─── TEXTAUSZUG

Sie zeigen die Nähe zum französischen Impressionismus und der
Pleinair-Malerei. Und in den teils ungewöhnlichen Perspektiven, wenn etwa
Molly Cramer von einem tiefen Punkt aus die Dünen hochblickt und Ungeduld
in jedem Pinselstrich vibriert, kündigt sich auch eine nervöse, expressive
Energie an.
In ebendiesen Räumen, in denen jetzt die Camaro Stiftung den Verein der
Berliner Künstlerinnen zu Gast hat, unterhielt dieser in seinen besten
Jahren eine Mal- und Zeichenschule (1893–1911). Das Haus im Hinterhof der
Potsdamer Straße 98A hatte der 1867 gegründete Verein schon Anfang der
1890er Jahre erbauen lassen, um dort Frauen, die noch bis 1919 nicht an
Kunstakademien zugelassen waren, im Zeichnen und Malen zu unterrichten. In
zwei Etagen lehrte das „Victoria-Lyceum für die akademische Weiterbildung
der Frau“, aus dessen Umfeld viele der Kunstfreundinnen kamen, die den VdBK
durch Kunstkäufe und Aufträge unterstützen. Sechs Ateliersäle, je 90
Quadratmeter groß, 5,5 Meter hoch, hatte dieser in den oberen Etagen für
den Unterricht zur Verfügung. Und die Direktorin wohnte dort.

──────

> AUFGABEN
1 – Fassen Sie den Absatz des Textauszugs, der mit „In ebendiesen Räumen“ beginnt, als kurze Stichpunktliste zusammen, ohne seine wesentlichen Fakten auszulassen.
2 – Sammeln Sie alle Zeilen, welche die Zeichenfolge „tubing“ enthalten, wobei die Groß- und Kleinschreibung zu beachten ist.

─── BEREITGESTELLTE DATEN

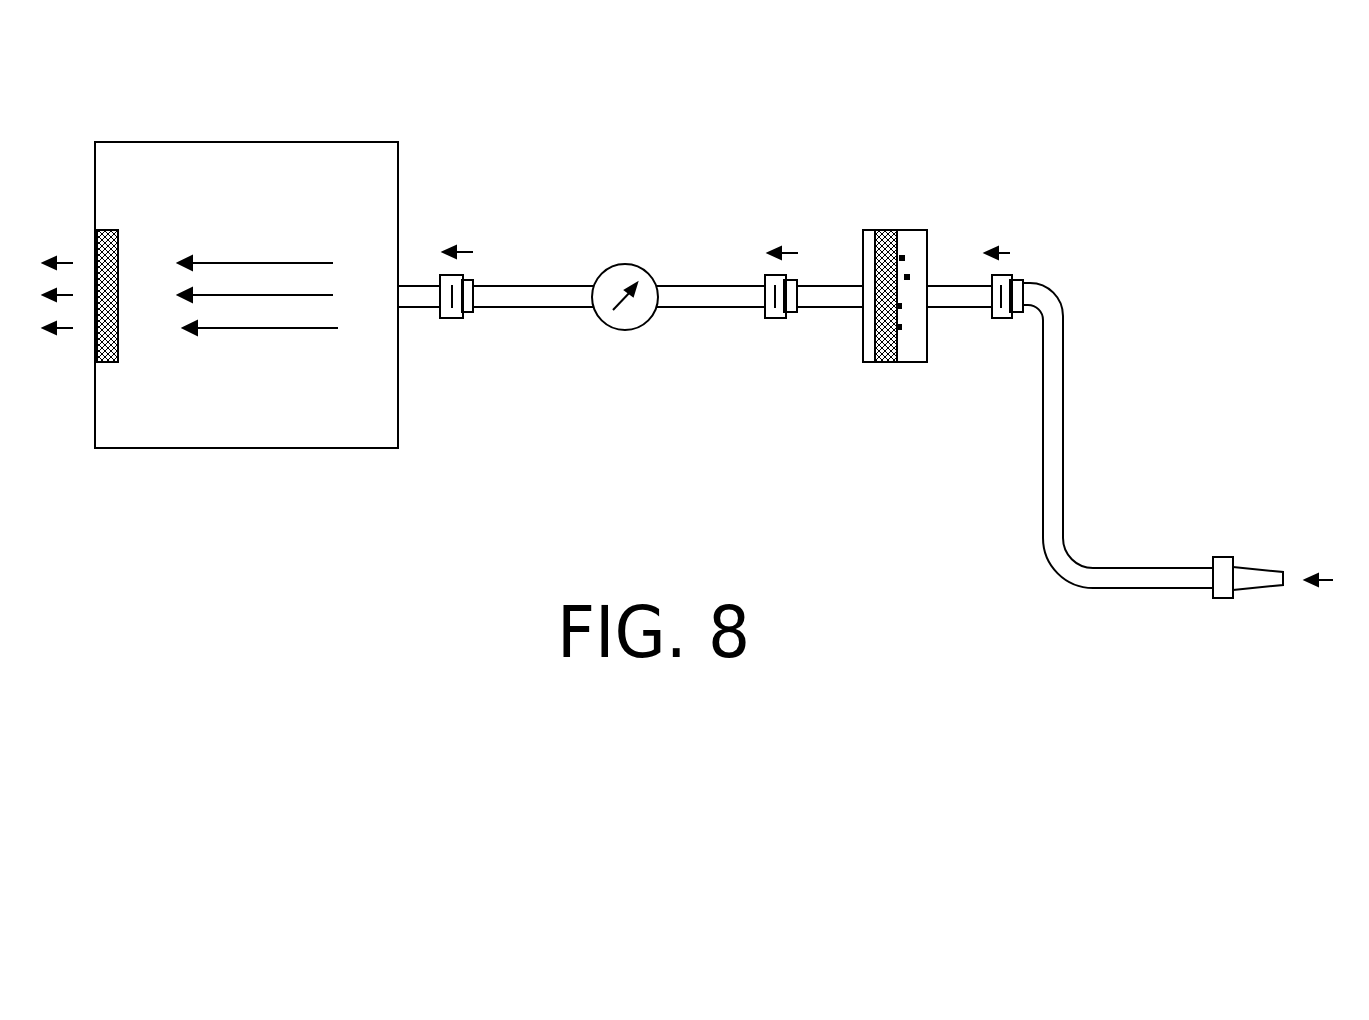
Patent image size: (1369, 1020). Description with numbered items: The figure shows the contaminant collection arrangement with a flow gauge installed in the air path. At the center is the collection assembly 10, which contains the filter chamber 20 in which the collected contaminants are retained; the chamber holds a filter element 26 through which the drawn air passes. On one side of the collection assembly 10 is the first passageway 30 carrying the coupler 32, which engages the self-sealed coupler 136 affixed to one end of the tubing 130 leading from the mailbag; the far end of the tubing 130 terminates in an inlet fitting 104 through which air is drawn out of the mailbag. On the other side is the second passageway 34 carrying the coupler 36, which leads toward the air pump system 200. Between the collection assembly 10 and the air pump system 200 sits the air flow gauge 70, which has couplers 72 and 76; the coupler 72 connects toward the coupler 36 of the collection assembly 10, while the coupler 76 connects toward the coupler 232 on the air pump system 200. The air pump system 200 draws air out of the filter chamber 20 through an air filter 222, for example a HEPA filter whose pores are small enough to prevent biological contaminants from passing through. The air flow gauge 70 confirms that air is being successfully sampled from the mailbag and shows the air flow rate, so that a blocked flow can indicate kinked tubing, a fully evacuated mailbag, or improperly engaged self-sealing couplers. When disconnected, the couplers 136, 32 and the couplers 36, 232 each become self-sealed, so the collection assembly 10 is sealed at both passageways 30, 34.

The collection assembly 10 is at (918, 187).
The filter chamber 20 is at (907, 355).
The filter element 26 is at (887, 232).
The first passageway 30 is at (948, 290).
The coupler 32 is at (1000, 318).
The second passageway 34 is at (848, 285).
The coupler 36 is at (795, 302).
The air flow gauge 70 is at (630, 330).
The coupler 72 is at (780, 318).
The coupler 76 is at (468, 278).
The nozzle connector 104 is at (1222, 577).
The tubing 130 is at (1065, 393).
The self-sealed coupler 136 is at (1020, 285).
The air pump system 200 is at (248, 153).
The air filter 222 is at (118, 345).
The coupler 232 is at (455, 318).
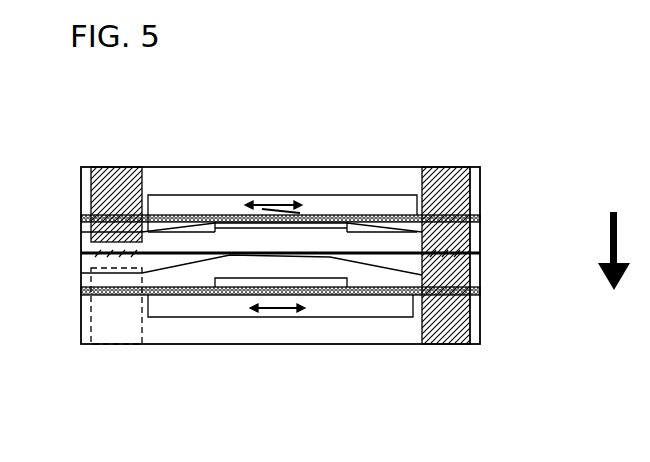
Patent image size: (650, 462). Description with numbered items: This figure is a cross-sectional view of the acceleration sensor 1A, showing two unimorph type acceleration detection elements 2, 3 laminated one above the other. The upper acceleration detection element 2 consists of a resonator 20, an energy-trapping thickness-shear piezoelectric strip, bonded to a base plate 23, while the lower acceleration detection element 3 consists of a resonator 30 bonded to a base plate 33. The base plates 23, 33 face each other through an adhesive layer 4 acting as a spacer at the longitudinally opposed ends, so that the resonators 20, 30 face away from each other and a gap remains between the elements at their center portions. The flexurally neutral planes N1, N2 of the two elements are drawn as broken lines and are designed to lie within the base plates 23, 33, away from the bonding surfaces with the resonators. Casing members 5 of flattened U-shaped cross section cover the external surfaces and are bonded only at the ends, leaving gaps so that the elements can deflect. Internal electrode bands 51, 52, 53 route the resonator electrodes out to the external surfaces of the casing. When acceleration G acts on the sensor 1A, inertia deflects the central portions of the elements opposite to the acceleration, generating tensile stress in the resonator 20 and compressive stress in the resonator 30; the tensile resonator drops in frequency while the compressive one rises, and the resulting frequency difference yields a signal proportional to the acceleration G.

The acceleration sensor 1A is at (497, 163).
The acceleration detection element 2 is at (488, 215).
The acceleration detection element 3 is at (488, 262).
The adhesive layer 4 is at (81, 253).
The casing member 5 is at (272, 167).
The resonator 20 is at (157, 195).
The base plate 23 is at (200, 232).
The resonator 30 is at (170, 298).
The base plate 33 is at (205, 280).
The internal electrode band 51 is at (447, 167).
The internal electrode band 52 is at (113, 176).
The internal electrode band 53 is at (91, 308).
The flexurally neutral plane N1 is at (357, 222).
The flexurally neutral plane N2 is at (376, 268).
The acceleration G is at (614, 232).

──────
─── BEREITGESTELLTE DATEN

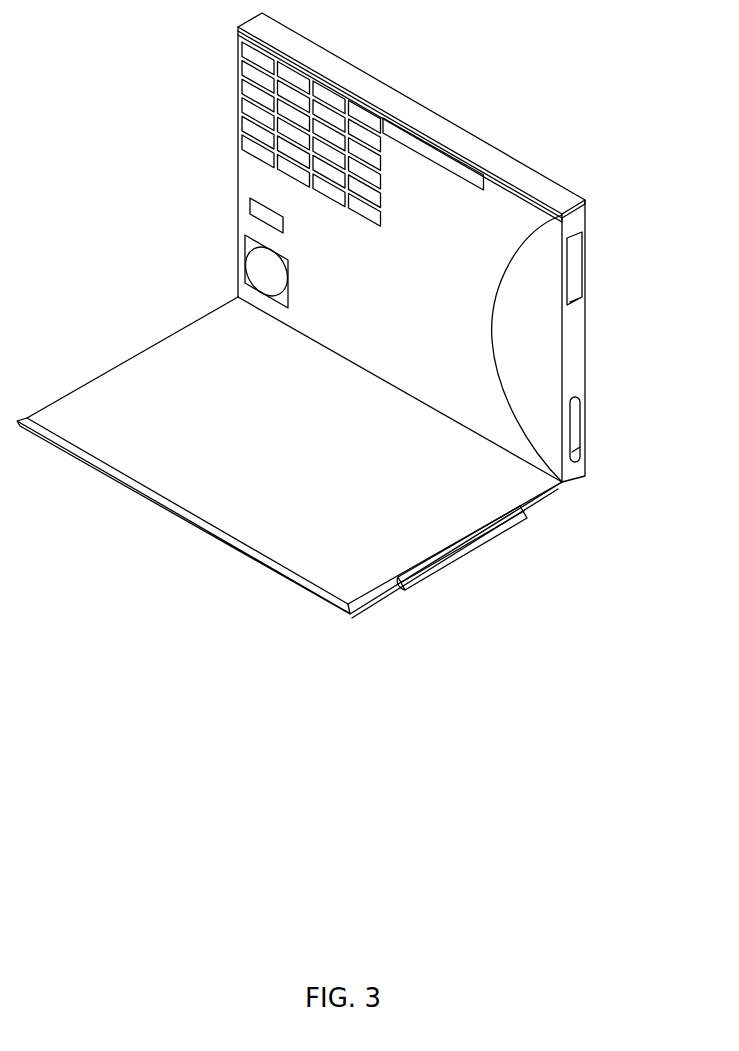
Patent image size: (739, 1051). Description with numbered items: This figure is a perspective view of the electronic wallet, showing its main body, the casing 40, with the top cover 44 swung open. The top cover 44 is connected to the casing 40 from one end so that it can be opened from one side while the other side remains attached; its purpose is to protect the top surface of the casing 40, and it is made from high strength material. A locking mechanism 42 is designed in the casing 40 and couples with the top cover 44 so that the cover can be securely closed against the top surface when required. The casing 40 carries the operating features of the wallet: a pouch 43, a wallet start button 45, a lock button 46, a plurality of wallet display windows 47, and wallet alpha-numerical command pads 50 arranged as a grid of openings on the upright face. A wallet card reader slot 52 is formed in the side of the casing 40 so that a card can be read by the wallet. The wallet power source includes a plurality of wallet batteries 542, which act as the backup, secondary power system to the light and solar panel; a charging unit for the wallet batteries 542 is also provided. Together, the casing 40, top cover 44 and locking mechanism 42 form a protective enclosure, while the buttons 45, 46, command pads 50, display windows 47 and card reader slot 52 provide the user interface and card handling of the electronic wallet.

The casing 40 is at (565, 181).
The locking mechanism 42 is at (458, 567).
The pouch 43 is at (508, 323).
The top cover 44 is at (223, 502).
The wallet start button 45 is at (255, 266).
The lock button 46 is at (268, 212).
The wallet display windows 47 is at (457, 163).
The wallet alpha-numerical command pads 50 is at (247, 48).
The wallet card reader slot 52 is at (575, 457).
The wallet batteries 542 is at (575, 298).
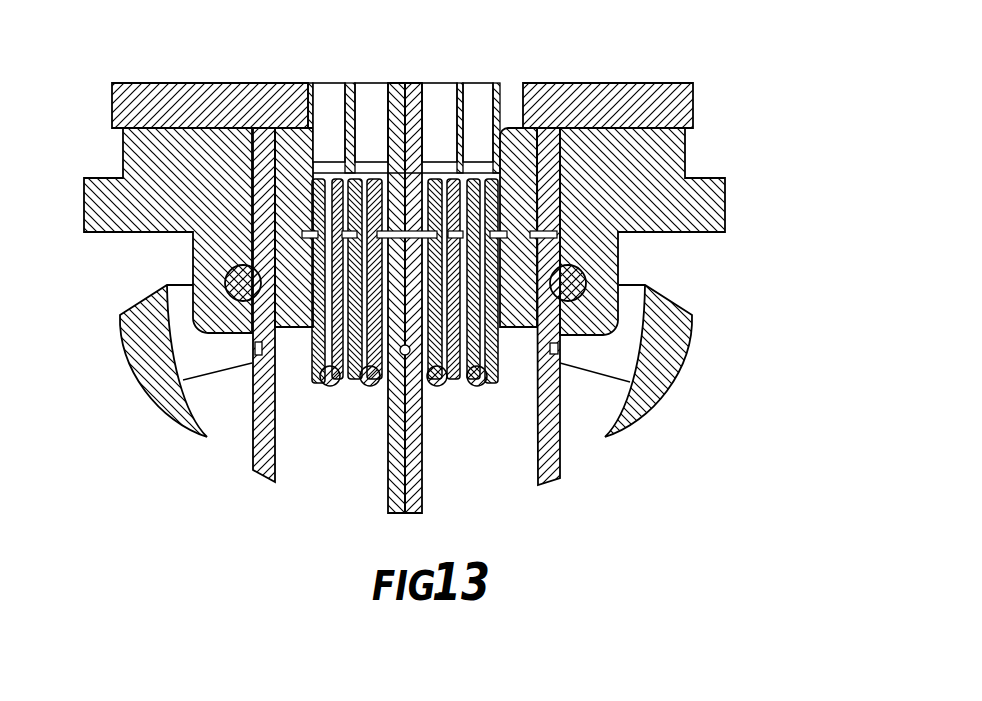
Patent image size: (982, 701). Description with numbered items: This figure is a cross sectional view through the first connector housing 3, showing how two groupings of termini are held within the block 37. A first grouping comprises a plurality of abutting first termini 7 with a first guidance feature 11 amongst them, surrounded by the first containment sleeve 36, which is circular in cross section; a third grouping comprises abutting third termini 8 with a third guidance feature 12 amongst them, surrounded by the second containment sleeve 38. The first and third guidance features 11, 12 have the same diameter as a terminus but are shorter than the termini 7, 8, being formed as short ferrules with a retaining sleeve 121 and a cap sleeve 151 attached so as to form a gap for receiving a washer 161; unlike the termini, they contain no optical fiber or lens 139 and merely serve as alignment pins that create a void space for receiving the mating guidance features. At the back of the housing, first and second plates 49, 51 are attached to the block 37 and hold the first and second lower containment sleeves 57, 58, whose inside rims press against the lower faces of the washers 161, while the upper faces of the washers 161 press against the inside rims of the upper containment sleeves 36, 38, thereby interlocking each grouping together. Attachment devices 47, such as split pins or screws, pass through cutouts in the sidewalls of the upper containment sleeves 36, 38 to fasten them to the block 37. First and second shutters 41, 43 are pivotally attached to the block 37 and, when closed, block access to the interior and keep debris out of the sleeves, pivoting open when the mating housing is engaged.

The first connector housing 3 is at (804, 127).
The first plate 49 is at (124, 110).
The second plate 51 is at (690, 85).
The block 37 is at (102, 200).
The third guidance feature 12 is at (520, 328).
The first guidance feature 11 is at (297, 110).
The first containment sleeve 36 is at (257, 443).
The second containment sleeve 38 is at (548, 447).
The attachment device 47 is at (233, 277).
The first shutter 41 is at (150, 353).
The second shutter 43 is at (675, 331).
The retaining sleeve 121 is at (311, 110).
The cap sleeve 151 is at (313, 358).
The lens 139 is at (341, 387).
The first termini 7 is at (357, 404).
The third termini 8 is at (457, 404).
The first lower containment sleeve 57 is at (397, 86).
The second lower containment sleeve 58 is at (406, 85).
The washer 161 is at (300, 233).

──────
─── BEREITGESTELLTE DATEN

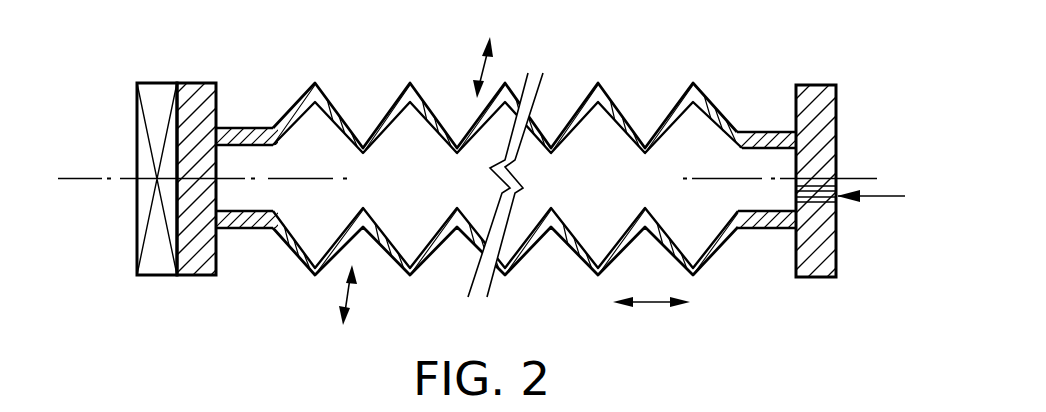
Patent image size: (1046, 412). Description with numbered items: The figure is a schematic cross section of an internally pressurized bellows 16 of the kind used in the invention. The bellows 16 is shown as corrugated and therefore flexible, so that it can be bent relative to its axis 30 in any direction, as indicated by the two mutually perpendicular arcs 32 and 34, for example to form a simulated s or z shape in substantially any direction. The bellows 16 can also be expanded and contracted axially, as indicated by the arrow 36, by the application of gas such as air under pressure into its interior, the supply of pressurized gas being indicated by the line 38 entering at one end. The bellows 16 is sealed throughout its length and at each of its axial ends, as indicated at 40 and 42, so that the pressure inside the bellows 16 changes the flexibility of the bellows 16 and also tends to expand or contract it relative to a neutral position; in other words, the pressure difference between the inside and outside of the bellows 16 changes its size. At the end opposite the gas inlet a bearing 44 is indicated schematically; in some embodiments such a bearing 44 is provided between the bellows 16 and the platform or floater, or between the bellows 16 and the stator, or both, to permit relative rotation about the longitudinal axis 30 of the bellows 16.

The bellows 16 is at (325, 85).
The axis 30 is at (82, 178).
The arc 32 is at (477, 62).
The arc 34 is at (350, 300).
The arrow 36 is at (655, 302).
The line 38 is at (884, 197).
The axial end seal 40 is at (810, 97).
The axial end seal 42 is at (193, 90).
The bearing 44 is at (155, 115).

──────

> LÖSUNGEN
1 –
- Die Camaro Stiftung hat in diesen Räumen derzeit den Verein der Berliner Künstlerinnen zu Gast.
- Der Verein unterhielt dort von 1893 bis 1911 eine Mal- und Zeichenschule.
- Der 1867 gegründete Verein ließ das Haus im Hinterhof der Potsdamer Straße 98A Anfang der 1890er Jahre erbauen.
- Zweck war der Zeichen- und Malunterricht für Frauen, die bis 1919 nicht an Kunstakademien zugelassen waren.
- Auf zwei Etagen lehrte das „Victoria-Lyceum für die akademische Weiterbildung der Frau“.
- Aus dem Umfeld des Lyceums kamen viele Kunstfreundinnen, die den VdBK durch Kunstkäufe und Aufträge unterstützten.
- In den oberen Etagen standen sechs Ateliersäle für den Unterricht zur Verfügung, jeweils 90 Quadratmeter groß und 5,5 Meter hoch.
- Die Direktorin wohnte im Haus.

2 –
Patent image size: (1369, 1020). Description with numbered items: The figure shows the contaminant collection arrangement with a flow gauge installed in the air path. At the center is the collection assembly 10, which contains the filter chamber 20 in which the collected contaminants are retained; the chamber holds a filter element 26 through which the drawn air passes. On one side of the collection assembly 10 is the first passageway 30 carrying the coupler 32, which engages the self-sealed coupler 136 affixed to one end of the tubing 130 leading from the mailbag; the far end of the tubing 130 terminates in an inlet fitting 104 through which air is drawn out of the mailbag. On the other side is the second passageway 34 carrying the coupler 36, which leads toward the air pump system 200. Between the collection assembly 10 and the air pump system 200 sits the air flow gauge 70, which has couplers 72 and 76; the coupler 72 connects toward the coupler 36 of the collection assembly 10, while the coupler 76 connects toward the coupler 232 on the air pump system 200. The air pump system 200 draws air out of the filter chamber 20 through an air filter 222, for example a HEPA filter whose pores are small enough to prevent biological contaminants from passing through. The air flow gauge 70 confirms that air is being successfully sampled from the mailbag and shows the air flow rate, so that a blocked flow can indicate kinked tubing, a fully evacuated mailbag, or improperly engaged self-sealing couplers. When disconnected, the couplers 136, 32 and the couplers 36, 232 each become self-sealed, so the collection assembly 10 is sealed at both passageways 30, 34.
The tubing 130 is at (1065, 393).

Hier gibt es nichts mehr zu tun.